Objective: Extract the listing in its entirety, keeping each line identical to the original.

Saved entries
--------------------------------------------------

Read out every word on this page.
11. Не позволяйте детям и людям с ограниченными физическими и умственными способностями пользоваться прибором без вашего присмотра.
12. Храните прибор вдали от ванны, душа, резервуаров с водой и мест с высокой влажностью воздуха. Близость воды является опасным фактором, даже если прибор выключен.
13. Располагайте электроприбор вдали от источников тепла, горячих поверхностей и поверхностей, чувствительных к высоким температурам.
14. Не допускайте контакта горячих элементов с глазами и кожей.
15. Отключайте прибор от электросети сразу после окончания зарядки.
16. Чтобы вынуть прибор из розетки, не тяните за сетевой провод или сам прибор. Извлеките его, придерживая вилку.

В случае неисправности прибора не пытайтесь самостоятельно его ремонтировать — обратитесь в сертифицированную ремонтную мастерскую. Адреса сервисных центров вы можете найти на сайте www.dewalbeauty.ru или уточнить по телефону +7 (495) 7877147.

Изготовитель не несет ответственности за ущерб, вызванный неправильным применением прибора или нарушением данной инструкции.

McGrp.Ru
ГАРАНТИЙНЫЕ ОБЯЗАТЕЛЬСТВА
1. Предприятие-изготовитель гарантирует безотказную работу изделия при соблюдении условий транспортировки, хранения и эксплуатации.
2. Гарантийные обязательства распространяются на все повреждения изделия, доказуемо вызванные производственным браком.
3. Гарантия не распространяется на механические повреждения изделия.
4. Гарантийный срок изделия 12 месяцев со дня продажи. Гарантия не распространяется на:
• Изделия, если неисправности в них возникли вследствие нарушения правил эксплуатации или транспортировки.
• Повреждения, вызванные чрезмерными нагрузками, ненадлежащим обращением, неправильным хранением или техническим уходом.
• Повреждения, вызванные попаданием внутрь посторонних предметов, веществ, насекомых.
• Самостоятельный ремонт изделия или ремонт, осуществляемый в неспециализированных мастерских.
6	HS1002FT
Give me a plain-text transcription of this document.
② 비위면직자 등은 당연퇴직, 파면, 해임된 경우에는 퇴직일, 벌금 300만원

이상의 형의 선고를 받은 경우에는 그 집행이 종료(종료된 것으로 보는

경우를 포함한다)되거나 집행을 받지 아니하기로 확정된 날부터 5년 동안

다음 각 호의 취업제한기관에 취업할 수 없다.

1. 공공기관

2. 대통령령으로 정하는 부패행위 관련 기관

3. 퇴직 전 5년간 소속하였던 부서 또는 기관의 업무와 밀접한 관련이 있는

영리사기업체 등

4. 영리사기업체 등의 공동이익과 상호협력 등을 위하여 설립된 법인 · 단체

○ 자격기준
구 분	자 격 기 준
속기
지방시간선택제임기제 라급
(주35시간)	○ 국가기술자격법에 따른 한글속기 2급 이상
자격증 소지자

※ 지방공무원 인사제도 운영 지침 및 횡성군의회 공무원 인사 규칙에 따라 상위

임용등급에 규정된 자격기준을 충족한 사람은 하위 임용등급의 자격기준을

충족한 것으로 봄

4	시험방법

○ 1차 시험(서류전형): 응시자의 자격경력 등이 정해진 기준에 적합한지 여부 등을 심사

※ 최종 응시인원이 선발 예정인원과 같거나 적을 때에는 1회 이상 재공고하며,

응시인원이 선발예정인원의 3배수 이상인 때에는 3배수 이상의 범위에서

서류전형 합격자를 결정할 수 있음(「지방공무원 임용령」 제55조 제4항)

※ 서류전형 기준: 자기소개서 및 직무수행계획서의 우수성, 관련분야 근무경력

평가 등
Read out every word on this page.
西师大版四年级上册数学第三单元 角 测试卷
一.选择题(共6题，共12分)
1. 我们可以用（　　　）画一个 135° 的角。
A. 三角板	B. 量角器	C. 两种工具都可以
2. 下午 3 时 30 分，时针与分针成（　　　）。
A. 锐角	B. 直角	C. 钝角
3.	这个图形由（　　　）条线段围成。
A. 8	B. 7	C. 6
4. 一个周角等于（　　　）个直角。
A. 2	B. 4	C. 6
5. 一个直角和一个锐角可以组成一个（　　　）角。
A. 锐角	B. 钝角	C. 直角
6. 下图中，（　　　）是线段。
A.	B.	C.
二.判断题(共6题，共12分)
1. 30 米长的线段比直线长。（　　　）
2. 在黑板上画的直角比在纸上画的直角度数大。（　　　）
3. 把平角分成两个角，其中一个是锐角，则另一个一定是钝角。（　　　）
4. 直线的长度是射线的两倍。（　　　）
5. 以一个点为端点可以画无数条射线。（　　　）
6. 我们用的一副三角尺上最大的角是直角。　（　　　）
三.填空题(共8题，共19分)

--------------------------------------------------

Response:
Read out every word on this page.
11. Не позволяйте детям и людям с ограниченными физическими и умственными способностями пользоваться прибором без вашего присмотра.
12. Храните прибор вдали от ванны, душа, резервуаров с водой и мест с высокой влажностью воздуха. Близость воды является опасным фактором, даже если прибор выключен.
13. Располагайте электроприбор вдали от источников тепла, горячих поверхностей и поверхностей, чувствительных к высоким температурам.
14. Не допускайте контакта горячих элементов с глазами и кожей.
15. Отключайте прибор от электросети сразу после окончания зарядки.
16. Чтобы вынуть прибор из розетки, не тяните за сетевой провод или сам прибор. Извлеките его, придерживая вилку.

В случае неисправности прибора не пытайтесь самостоятельно его ремонтировать — обратитесь в сертифицированную ремонтную мастерскую. Адреса сервисных центров вы можете найти на сайте www.dewalbeauty.ru или уточнить по телефону +7 (495) 7877147.

Изготовитель не несет ответственности за ущерб, вызванный неправильным применением прибора или нарушением данной инструкции.

McGrp.Ru
ГАРАНТИЙНЫЕ ОБЯЗАТЕЛЬСТВА
1. Предприятие-изготовитель гарантирует безотказную работу изделия при соблюдении условий транспортировки, хранения и эксплуатации.
2. Гарантийные обязательства распространяются на все повреждения изделия, доказуемо вызванные производственным браком.
3. Гарантия не распространяется на механические повреждения изделия.
4. Гарантийный срок изделия 12 месяцев со дня продажи. Гарантия не распространяется на:
• Изделия, если неисправности в них возникли вследствие нарушения правил эксплуатации или транспортировки.
• Повреждения, вызванные чрезмерными нагрузками, ненадлежащим обращением, неправильным хранением или техническим уходом.
• Повреждения, вызванные попаданием внутрь посторонних предметов, веществ, насекомых.
• Самостоятельный ремонт изделия или ремонт, осуществляемый в неспециализированных мастерских.
6	HS1002FT
Give me a plain-text transcription of this document.
② 비위면직자 등은 당연퇴직, 파면, 해임된 경우에는 퇴직일, 벌금 300만원

이상의 형의 선고를 받은 경우에는 그 집행이 종료(종료된 것으로 보는

경우를 포함한다)되거나 집행을 받지 아니하기로 확정된 날부터 5년 동안

다음 각 호의 취업제한기관에 취업할 수 없다.

1. 공공기관

2. 대통령령으로 정하는 부패행위 관련 기관

3. 퇴직 전 5년간 소속하였던 부서 또는 기관의 업무와 밀접한 관련이 있는

영리사기업체 등

4. 영리사기업체 등의 공동이익과 상호협력 등을 위하여 설립된 법인 · 단체

○ 자격기준
구 분	자 격 기 준
속기
지방시간선택제임기제 라급
(주35시간)	○ 국가기술자격법에 따른 한글속기 2급 이상
자격증 소지자

※ 지방공무원 인사제도 운영 지침 및 횡성군의회 공무원 인사 규칙에 따라 상위

임용등급에 규정된 자격기준을 충족한 사람은 하위 임용등급의 자격기준을

충족한 것으로 봄

4	시험방법

○ 1차 시험(서류전형): 응시자의 자격경력 등이 정해진 기준에 적합한지 여부 등을 심사

※ 최종 응시인원이 선발 예정인원과 같거나 적을 때에는 1회 이상 재공고하며,

응시인원이 선발예정인원의 3배수 이상인 때에는 3배수 이상의 범위에서

서류전형 합격자를 결정할 수 있음(「지방공무원 임용령」 제55조 제4항)

※ 서류전형 기준: 자기소개서 및 직무수행계획서의 우수성, 관련분야 근무경력

평가 등
Read out every word on this page.
西师大版四年级上册数学第三单元 角 测试卷
一.选择题(共6题，共12分)
1. 我们可以用（　　　）画一个 135° 的角。
A. 三角板	B. 量角器	C. 两种工具都可以
2. 下午 3 时 30 分，时针与分针成（　　　）。
A. 锐角	B. 直角	C. 钝角
3.	这个图形由（　　　）条线段围成。
A. 8	B. 7	C. 6
4. 一个周角等于（　　　）个直角。
A. 2	B. 4	C. 6
5. 一个直角和一个锐角可以组成一个（　　　）角。
A. 锐角	B. 钝角	C. 直角
6. 下图中，（　　　）是线段。
A.	B.	C.
二.判断题(共6题，共12分)
1. 30 米长的线段比直线长。（　　　）
2. 在黑板上画的直角比在纸上画的直角度数大。（　　　）
3. 把平角分成两个角，其中一个是锐角，则另一个一定是钝角。（　　　）
4. 直线的长度是射线的两倍。（　　　）
5. 以一个点为端点可以画无数条射线。（　　　）
6. 我们用的一副三角尺上最大的角是直角。　（　　　）
三.填空题(共8题，共19分)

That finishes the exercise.